Exercise requirements:
For the entries below, how many lines contain the word "tính"? Reply with the number and nothing else.

━━━ Given data

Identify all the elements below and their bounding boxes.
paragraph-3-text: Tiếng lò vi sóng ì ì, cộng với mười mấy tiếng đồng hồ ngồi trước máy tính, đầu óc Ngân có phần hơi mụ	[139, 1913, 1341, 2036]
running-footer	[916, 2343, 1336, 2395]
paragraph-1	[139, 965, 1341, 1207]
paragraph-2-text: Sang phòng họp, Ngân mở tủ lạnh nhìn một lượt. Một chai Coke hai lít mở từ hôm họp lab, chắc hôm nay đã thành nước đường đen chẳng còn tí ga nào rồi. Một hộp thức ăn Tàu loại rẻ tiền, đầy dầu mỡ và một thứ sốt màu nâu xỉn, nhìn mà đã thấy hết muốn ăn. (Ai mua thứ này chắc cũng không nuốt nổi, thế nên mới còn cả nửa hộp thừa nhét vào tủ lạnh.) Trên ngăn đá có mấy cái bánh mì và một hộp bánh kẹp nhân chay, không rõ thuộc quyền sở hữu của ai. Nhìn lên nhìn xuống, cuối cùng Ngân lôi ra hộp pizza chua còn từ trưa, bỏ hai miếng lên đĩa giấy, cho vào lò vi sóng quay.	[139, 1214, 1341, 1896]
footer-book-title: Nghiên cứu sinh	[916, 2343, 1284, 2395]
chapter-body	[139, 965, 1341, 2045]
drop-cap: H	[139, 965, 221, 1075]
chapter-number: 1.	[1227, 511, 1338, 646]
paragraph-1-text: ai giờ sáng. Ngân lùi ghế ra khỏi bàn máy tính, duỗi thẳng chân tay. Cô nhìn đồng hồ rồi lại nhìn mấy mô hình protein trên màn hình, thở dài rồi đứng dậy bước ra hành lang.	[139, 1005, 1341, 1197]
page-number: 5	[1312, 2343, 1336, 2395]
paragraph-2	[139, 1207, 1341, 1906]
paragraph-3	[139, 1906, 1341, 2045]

━━━━━━

Answer section:
2